Clean UP & Dockerization eos2thm

HellenNamulinda commented 1 year ago

Hi @Gemma, This model happens not to be working. I tried it using Colab; eos2thm_colab_fetch.log

Model API eos2thm:predict did not produce an output/root/eos/repository/eos2thm/20230704093754_649836/eos2thm/artifacts/framework/predict.py: line 1: import: command not found
/root/eos/repository/eos2thm/20230704093754_649836/eos2thm/artifacts/framework/predict.py: line 2: import: command not found
/root/eos/repository/eos2thm/20230704093754_649836/eos2thm/artifacts/framework/predict.py: line 3: import: command not found
/root/eos/repository/eos2thm/20230704093754_649836/eos2thm/artifacts/framework/predict.py: line 5: syntax error near unexpected token `"."'
/root/eos/repository/eos2thm/20230704093754_649836/eos2thm/artifacts/framework/predict.py: line 5: `sys.path.append(".")'

And git clone has been taking long.

hellenah@hellenah-elitebook:~/Outreachy$ git clone https://github.com/HellenNamulinda/eos2thm.git
Cloning into 'eos2thm'...
remote: Enumerating objects: 133, done.
remote: Counting objects: 100% (133/133), done.
remote: Compressing objects: 100% (104/104), done.

→ **DATA ENTRIES**
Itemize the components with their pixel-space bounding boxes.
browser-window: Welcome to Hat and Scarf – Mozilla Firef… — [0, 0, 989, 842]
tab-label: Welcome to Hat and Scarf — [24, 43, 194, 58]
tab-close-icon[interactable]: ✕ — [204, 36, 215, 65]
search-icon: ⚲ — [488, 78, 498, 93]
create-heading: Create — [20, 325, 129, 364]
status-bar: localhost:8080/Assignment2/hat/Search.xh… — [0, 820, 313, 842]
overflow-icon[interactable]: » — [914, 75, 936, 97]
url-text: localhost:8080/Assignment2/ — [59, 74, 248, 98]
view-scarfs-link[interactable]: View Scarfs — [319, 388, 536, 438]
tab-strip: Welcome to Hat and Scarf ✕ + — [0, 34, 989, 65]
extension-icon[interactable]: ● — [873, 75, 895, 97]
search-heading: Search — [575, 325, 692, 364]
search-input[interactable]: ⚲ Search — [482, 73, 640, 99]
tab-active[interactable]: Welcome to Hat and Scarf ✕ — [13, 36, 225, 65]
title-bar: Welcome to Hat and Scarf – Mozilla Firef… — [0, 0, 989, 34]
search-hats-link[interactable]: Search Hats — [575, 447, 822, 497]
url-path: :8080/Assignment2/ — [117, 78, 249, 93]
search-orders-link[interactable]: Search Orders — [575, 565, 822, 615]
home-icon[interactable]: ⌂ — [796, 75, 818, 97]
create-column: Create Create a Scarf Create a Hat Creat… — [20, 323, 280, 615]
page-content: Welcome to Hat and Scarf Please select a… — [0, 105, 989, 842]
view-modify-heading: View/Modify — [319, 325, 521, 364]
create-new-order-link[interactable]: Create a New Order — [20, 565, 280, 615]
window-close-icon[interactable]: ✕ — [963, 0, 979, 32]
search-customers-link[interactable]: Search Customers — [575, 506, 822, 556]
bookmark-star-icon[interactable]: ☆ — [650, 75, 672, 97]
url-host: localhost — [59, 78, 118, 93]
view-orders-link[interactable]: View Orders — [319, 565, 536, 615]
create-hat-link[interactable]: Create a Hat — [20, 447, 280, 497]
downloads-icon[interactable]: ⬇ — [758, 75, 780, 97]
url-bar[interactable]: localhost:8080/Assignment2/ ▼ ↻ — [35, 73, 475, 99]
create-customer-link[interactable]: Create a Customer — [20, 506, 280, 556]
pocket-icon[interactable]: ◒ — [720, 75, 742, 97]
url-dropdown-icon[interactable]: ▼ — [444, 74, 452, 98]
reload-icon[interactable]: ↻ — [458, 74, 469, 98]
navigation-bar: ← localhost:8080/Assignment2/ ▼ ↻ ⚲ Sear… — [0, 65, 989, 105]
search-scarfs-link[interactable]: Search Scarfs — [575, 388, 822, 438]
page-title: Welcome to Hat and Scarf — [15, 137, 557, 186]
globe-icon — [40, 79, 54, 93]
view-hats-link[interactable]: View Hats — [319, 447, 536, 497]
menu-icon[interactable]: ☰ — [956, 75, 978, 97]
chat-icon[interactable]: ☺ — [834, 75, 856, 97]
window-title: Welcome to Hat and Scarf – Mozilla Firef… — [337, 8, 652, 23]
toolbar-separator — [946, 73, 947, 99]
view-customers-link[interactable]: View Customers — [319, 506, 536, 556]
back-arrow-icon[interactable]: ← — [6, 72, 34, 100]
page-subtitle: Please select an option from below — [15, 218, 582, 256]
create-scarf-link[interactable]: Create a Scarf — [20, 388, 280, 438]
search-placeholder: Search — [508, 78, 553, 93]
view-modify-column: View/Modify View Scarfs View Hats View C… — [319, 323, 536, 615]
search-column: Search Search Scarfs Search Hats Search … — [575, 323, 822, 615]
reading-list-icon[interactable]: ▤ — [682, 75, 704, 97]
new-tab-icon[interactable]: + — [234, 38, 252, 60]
...
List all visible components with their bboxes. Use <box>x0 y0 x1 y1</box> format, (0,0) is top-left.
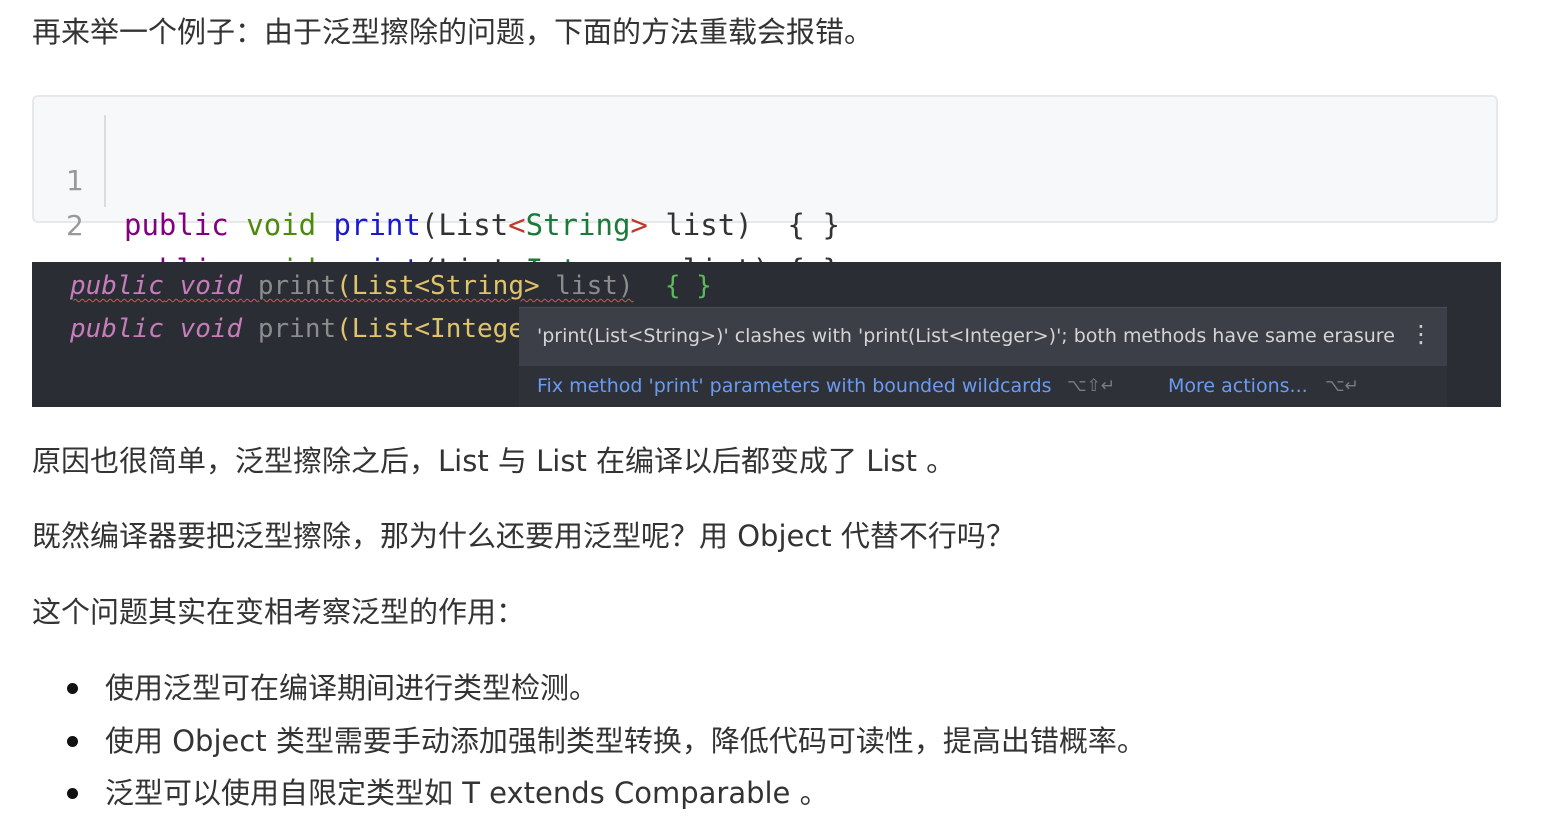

→ **TASK TO CARRY OUT**
Go on with the issue thread about cleaning up and dockerizing eos2thm, picking up after its final line. The rows are unrelated to the issue thread about the eos2thm model.

→ **WRITTEN RESPONSE**
remote: Total 133 (delta 27), reused 104 (delta 14), pack-reused 0
Receiving objects: 100% (133/133), 97.08 KiB | 345.00 KiB/s, done.
Resolving deltas: 100% (27/27), done.

I just checked and realized the checkpoitnt is almost 1GB; https://github.com/ersilia-os/eos2thm/blob/main/model/checkpoints/molbert_100epochs/checkpoints/last.ckpt So, I will give it time to download

HellenNamulinda commented 1 year ago

Hello @GemmaTuron, The Colab log file and Model Test on push(which failed) show that rdkit didn't install because of conflicts. So when I cloned the repo, I changed it to install using pip.

However, on fetching the model locally, the log didn't show the exact error except Status code: 500. eos2thm_fetch_repo.log

17:49:49 | DEBUG    | Meta: None
17:49:49 | DEBUG    | Posting to predict
17:49:49 | DEBUG    | Batch size 100
17:49:49 | DEBUG    | Schema not yet available
17:50:09 | DEBUG    | Status code: 500
17:50:09 | ERROR    | Status Code: 500
17:50:09 | WARNING  | Batch prediction didn't seem to work. Doing predictions one by one...
17:50:15 | DEBUG    | Status code: 500
17:50:15 | ERROR    | Status Code: 500
17:50:21 | DEBUG    | Status code: 500
17:50:21 | ERROR    | Status Code: 500

When I tested with the predict.py, I got an error of size mismatch

(eos2thm) hellenah@hellenah-elitebook:~/Outreachy/eos2thm/model/framework$ python predict.py ~/test.csv out.csv
INFO: Setting num_physchem_properties to 123.
INFO: Setting num_physchem_properties to 123.
Traceback (most recent call last):
  File "predict.py", line 14, in <module>
    mdl = MolBertFeaturizer(path_to_checkpoint)
  File "/home/hellenah/Outreachy/eos2thm/model/framework/molbert/utils/featurizer/molbert_featurizer.py", line 66, in __init__
    self.model.load_from_checkpoint(self.checkpoint_path, hparam_overrides=self.model.__dict__)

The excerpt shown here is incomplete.